- [Written exercise] Retype the following data exactly, line for line, without changing anything.

- [Records supplied]

────

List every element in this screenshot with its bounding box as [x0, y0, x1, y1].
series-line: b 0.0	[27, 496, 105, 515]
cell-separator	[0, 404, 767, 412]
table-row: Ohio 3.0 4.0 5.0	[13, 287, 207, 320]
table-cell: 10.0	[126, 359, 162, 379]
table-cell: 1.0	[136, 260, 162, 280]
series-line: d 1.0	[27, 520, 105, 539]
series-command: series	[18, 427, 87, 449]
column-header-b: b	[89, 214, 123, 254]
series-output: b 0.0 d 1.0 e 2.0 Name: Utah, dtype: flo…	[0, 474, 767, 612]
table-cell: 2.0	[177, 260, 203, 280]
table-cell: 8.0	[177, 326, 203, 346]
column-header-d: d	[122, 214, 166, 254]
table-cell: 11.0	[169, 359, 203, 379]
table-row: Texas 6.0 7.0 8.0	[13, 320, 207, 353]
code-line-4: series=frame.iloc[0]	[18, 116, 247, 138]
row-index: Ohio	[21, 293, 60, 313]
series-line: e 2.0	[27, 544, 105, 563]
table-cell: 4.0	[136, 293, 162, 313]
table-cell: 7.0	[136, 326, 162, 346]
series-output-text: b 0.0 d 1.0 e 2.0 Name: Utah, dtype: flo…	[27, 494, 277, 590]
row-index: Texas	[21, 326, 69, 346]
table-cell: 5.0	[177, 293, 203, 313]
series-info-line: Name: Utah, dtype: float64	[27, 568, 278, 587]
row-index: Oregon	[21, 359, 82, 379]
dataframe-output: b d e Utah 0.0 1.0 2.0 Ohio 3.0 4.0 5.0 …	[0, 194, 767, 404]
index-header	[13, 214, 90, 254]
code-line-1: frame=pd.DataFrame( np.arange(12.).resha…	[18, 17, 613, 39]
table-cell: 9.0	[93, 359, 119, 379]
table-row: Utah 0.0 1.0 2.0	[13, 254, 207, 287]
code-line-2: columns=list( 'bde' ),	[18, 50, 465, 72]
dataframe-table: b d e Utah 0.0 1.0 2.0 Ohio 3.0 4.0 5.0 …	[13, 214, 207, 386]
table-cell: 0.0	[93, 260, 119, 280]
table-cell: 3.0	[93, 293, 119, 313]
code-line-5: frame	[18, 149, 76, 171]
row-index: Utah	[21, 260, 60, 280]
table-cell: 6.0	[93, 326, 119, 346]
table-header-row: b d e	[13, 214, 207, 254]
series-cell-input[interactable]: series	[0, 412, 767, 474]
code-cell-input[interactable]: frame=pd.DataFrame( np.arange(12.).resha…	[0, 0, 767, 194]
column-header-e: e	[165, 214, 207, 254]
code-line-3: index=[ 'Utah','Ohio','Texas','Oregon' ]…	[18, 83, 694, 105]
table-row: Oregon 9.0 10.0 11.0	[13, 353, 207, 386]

────

- [Written solution]
List every element in this screenshot with its bounding box as [x0, y0, x1, y1].
series-line: b 0.0	[27, 496, 105, 515]
cell-separator	[0, 404, 767, 412]
table-row: Ohio 3.0 4.0 5.0	[13, 287, 207, 320]
table-cell: 10.0	[126, 359, 162, 379]
table-cell: 1.0	[136, 260, 162, 280]
series-line: d 1.0	[27, 520, 105, 539]
series-command: series	[18, 427, 87, 449]
column-header-b: b	[89, 214, 123, 254]
series-output: b 0.0 d 1.0 e 2.0 Name: Utah, dtype: flo…	[0, 474, 767, 612]
table-cell: 2.0	[177, 260, 203, 280]
table-cell: 8.0	[177, 326, 203, 346]
column-header-d: d	[122, 214, 166, 254]
table-cell: 11.0	[169, 359, 203, 379]
table-row: Texas 6.0 7.0 8.0	[13, 320, 207, 353]
code-line-4: series=frame.iloc[0]	[18, 116, 247, 138]
row-index: Ohio	[21, 293, 60, 313]
series-line: e 2.0	[27, 544, 105, 563]
table-cell: 4.0	[136, 293, 162, 313]
table-cell: 7.0	[136, 326, 162, 346]
series-output-text: b 0.0 d 1.0 e 2.0 Name: Utah, dtype: flo…	[27, 494, 277, 590]
row-index: Texas	[21, 326, 69, 346]
table-cell: 5.0	[177, 293, 203, 313]
series-info-line: Name: Utah, dtype: float64	[27, 568, 278, 587]
row-index: Oregon	[21, 359, 82, 379]
dataframe-output: b d e Utah 0.0 1.0 2.0 Ohio 3.0 4.0 5.0 …	[0, 194, 767, 404]
index-header	[13, 214, 90, 254]
code-line-1: frame=pd.DataFrame( np.arange(12.).resha…	[18, 17, 613, 39]
table-cell: 9.0	[93, 359, 119, 379]
table-row: Utah 0.0 1.0 2.0	[13, 254, 207, 287]
code-line-2: columns=list( 'bde' ),	[18, 50, 465, 72]
dataframe-table: b d e Utah 0.0 1.0 2.0 Ohio 3.0 4.0 5.0 …	[13, 214, 207, 386]
table-cell: 0.0	[93, 260, 119, 280]
table-cell: 3.0	[93, 293, 119, 313]
code-line-5: frame	[18, 149, 76, 171]
row-index: Utah	[21, 260, 60, 280]
table-cell: 6.0	[93, 326, 119, 346]
table-header-row: b d e	[13, 214, 207, 254]
series-cell-input[interactable]: series	[0, 412, 767, 474]
code-cell-input[interactable]: frame=pd.DataFrame( np.arange(12.).resha…	[0, 0, 767, 194]
column-header-e: e	[165, 214, 207, 254]
code-line-3: index=[ 'Utah','Ohio','Texas','Oregon' ]…	[18, 83, 694, 105]
table-row: Oregon 9.0 10.0 11.0	[13, 353, 207, 386]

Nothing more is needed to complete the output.